Stated exercise: Make an exact copy of each entry, leaving out every picture.

The input:
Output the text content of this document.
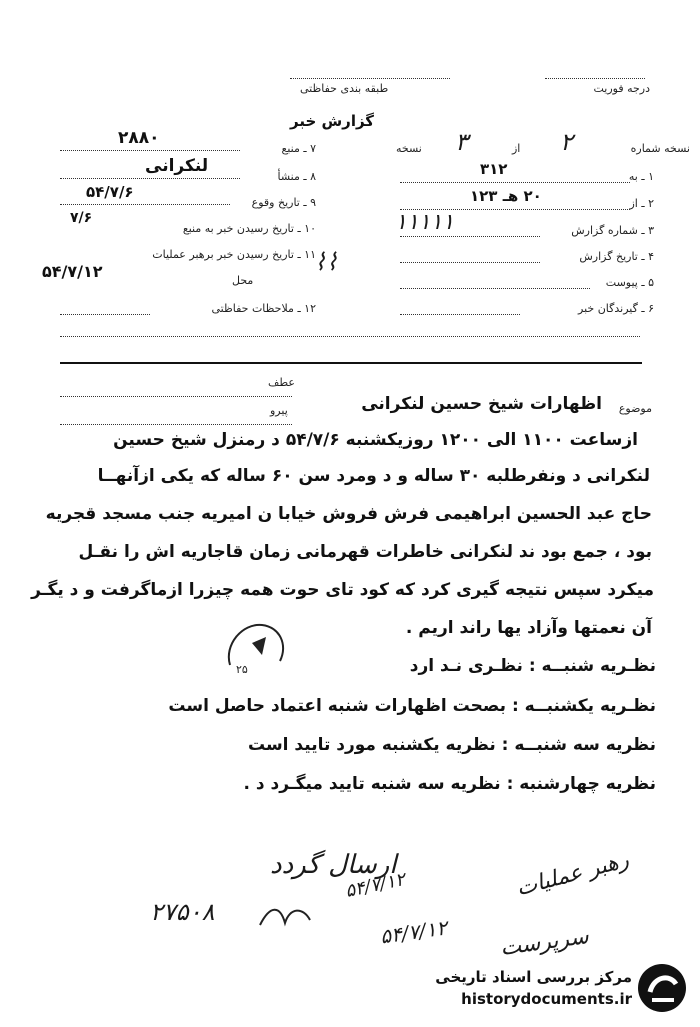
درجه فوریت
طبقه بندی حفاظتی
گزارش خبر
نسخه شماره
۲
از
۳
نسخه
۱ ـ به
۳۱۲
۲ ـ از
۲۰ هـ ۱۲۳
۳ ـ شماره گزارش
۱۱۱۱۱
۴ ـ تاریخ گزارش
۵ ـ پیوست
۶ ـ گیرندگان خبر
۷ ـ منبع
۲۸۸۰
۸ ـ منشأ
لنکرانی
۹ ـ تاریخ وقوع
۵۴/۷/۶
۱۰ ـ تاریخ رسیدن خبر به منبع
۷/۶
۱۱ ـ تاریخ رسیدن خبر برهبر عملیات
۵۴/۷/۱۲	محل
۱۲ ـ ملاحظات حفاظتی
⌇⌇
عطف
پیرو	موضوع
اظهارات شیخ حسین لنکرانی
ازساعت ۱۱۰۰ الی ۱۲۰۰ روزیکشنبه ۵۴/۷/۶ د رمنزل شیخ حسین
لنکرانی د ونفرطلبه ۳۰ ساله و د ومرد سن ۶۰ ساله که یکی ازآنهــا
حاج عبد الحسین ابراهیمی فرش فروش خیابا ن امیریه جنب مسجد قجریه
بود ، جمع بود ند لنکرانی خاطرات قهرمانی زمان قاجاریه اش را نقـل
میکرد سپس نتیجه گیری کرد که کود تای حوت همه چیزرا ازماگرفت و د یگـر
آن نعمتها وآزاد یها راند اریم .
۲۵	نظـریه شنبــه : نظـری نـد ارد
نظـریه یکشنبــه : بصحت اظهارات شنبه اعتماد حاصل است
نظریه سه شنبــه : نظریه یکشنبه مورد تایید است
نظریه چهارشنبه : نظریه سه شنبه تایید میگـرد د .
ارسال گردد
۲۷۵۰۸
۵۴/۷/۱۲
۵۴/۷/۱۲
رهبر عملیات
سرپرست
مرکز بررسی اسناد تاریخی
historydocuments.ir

The response:
Output the text content of this document.
درجه فوریت
طبقه بندی حفاظتی
گزارش خبر
نسخه شماره
۲
از
۳
نسخه
۱ ـ به
۳۱۲
۲ ـ از
۲۰ هـ ۱۲۳
۳ ـ شماره گزارش
۱۱۱۱۱
۴ ـ تاریخ گزارش
۵ ـ پیوست
۶ ـ گیرندگان خبر
۷ ـ منبع
۲۸۸۰
۸ ـ منشأ
لنکرانی
۹ ـ تاریخ وقوع
۵۴/۷/۶
۱۰ ـ تاریخ رسیدن خبر به منبع
۷/۶
۱۱ ـ تاریخ رسیدن خبر برهبر عملیات
۵۴/۷/۱۲	محل
۱۲ ـ ملاحظات حفاظتی
⌇⌇
عطف
پیرو	موضوع
اظهارات شیخ حسین لنکرانی
ازساعت ۱۱۰۰ الی ۱۲۰۰ روزیکشنبه ۵۴/۷/۶ د رمنزل شیخ حسین
لنکرانی د ونفرطلبه ۳۰ ساله و د ومرد سن ۶۰ ساله که یکی ازآنهــا
حاج عبد الحسین ابراهیمی فرش فروش خیابا ن امیریه جنب مسجد قجریه
بود ، جمع بود ند لنکرانی خاطرات قهرمانی زمان قاجاریه اش را نقـل
میکرد سپس نتیجه گیری کرد که کود تای حوت همه چیزرا ازماگرفت و د یگـر
آن نعمتها وآزاد یها راند اریم .
۲۵	نظـریه شنبــه : نظـری نـد ارد
نظـریه یکشنبــه : بصحت اظهارات شنبه اعتماد حاصل است
نظریه سه شنبــه : نظریه یکشنبه مورد تایید است
نظریه چهارشنبه : نظریه سه شنبه تایید میگـرد د .
ارسال گردد
۲۷۵۰۸
۵۴/۷/۱۲
۵۴/۷/۱۲
رهبر عملیات
سرپرست
مرکز بررسی اسناد تاریخی
historydocuments.ir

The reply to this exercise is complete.